W3C home > Mailing lists > Public > public-dwbp-comments@w3.org > January 2017

Re: Comments (with use case)

From: Phil Archer <phila@w3.org>
Date: Thu, 5 Jan 2017 11:22:23 +0000
To: Hugh Glaser <hugh@glasers.org>, public-dwbp-comments@w3.org, POE Comment list <public-poe-comments@w3.org>
Message-ID: <20be81cb-6b4b-87d4-89db-935c78bf3d22@w3.org>
+ POE WG

Thanks again for posting this, Hugh.

Now that I've actually read and thought about what you've said here, I 
think DWBP covers the topic as far as it will. BP4 [1] simply stresses 
the importance of including licence info. In the NYT example, yes, 
different licence info applies to different subsets, but the high level 
advice in the DWBP doc still obtains.

*However*

I think your use case is very pertinent to the Permissions and 
Obligations Expression WG (hence adding the additional list). Their use 
case doc includes the kind of thing you're after - I hope. See 
http://w3c.github.io/poe/ucr/#POE.UC.06 and the following one (which is 
from the news industry).

As ever, I imagine that this will all come down to identifiers, subsets 
and, where relevant, named graphs, but the point about provenance and 
licensing being closely linked is well made.

Cheers

Phil

[1] https://www.w3.org/TR/dwbp/#DataLicense

On 29/12/2016 11:32, Hugh Glaser wrote:
> As suggested by Phil Archer (when I posted this to public-LOD), I am reposting here.
> (I read Hadley's Facebook post to mean that only W3C members could comment now.)
>
> Repost:
> https://www.w3.org/TR/dwbp/
>
> Hi.
> I have just seen a reference to this on Facebook, posted by Hadley - many thanks.
>
> I guess it is all too late (sorry!), but thought I would raise one issue, in case someone here feels they can to take it up.
> And it is sort of interesting for this list.
>
> As far as I can see (really sorry if I have missed it), there is no suggestion of splitting datasets for licence purposes.
> There is a bit on it in BP18 for different users and use cases.

**Rows**.
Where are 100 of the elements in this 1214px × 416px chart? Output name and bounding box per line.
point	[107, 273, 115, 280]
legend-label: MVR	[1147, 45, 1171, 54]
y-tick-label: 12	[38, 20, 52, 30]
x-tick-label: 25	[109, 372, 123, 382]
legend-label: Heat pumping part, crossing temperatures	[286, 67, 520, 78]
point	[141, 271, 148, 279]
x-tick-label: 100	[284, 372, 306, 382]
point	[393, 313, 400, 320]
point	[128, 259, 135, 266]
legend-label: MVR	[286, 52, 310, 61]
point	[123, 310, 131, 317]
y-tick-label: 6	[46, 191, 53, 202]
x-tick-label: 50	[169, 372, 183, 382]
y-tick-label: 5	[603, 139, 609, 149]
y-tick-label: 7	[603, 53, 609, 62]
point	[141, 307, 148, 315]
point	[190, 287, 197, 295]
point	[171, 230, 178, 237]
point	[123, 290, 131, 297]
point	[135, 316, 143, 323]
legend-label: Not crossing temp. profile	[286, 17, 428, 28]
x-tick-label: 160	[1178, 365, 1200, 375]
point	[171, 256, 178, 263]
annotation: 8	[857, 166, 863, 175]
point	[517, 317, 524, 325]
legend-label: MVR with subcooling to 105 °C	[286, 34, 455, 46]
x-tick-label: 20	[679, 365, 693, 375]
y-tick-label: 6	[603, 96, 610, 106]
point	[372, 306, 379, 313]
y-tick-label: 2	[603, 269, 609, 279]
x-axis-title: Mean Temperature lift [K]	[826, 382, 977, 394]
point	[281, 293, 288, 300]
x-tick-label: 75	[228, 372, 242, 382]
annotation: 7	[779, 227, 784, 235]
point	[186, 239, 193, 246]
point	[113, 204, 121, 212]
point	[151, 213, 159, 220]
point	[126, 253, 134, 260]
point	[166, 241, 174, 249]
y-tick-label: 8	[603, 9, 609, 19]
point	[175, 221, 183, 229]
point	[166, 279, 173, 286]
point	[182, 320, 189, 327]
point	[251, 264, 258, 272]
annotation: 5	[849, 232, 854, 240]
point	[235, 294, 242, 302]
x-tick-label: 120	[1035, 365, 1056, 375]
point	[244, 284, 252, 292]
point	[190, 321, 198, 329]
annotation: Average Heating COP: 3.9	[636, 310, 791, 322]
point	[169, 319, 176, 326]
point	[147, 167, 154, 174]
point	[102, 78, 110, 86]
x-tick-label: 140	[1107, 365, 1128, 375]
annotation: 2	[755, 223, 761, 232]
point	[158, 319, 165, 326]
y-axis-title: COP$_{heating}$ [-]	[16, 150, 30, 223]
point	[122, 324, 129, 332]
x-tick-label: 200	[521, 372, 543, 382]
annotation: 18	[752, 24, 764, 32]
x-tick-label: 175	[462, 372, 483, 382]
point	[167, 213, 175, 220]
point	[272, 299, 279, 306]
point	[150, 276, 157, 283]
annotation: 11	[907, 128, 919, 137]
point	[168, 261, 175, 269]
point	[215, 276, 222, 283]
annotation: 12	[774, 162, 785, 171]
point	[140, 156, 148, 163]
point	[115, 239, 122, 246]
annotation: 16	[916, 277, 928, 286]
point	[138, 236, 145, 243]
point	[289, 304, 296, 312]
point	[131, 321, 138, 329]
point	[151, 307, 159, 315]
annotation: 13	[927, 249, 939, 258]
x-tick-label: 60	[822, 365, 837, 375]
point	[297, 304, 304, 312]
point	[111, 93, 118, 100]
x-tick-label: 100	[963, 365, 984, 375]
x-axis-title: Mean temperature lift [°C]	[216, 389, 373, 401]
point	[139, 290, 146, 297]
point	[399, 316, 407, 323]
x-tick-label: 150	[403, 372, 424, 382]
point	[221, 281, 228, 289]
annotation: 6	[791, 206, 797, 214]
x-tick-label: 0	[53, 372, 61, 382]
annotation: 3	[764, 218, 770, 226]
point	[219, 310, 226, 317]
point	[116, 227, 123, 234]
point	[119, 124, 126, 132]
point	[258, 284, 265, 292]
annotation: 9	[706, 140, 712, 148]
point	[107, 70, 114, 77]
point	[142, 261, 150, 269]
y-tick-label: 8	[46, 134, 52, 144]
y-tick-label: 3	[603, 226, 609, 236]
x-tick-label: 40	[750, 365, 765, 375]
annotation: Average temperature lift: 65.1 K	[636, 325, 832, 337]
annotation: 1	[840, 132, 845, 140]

**What to do**.
#1 Return the portion of the email thread on dataset licensing that starts at "[1] https://www.w3.org/TR/dwbp/#DataLicense" and ends at "could comment now.)".
#2 In the email thread on dataset licensing, why did Phil Archer add the Permissions and Obligations Expression WG list to the reply? Answer in one to three sentences.
#3 Write what comes next in the email thread on dataset licensing, picking up from its final line.

**Expected outputs**.
#1
[1] https://www.w3.org/TR/dwbp/#DataLicense

On 29/12/2016 11:32, Hugh Glaser wrote:
> As suggested by Phil Archer (when I posted this to public-LOD), I am reposting here.
> (I read Hadley's Facebook post to mean that only W3C members could comment now.)

#2 Phil Archer considered Hugh Glaser's use case very pertinent to the Permissions and Obligations Expression WG, and that is why the additional list was added. That group's use case document appears to include the kind of thing Hugh Glaser is after.

#3
>
> The use case I am thinking about is the NYT (New York Times) LD release, all those years ago.
> There was a bunch of data they had made into LD, and wanted to make it public; they also wanted to make the links that they had established to other datasets public.
> So they gathered it all together, and put it in one dataset, with the appropriate licence, etc..
> This would conform (if they did some more), with the Best Practices here.
>
> However, this is probably not the best thing for them.
> The basic dataset that they wanted to publish came with a bunch of licence restrictions - it is in some sense their treasure map, and they don't want to lose control of it.
> The linkage, on the other hand, is exactly the stuff they want people to take away and do whatever they like with - after all, it is the very information that people need to find their data in the dataset; in SEO terms, it is driving traffic to their site.
>
> (In my case, in very practical terms, I want to be able to harvest the owl:sameAs triples and put them in sameAs.org, safe in the knowledge that I am not violating any conditions.
> And, I think, the NYT very much wants me to do that, so that their dataset gets found.)
> In addition, in a related issue about splitting datasets, the provenance of the linkage is actually usually quite different from the provenance of the dataset. It may be that the linkage is the result of an intern spending the summer doing some work, whereas the rest of the dataset is in fact the result of decades of work (as was the case of the NYT).
>
> DBpedia very helpfully splits out this sort of data - not for licence reasons, I think (at least at the moment, although it might be the case that there should be different licences), but for convenience, with a very large dataset.
>
> An additional use case:
> Many lhe libraries of the world are making their catalogue subject data available. They have also established links between their catalogue and other catalogues. Using these links, I was able to build http://sameas.org/store/kelle/ , which enables the closures of quite a few of the catalogue equivalences.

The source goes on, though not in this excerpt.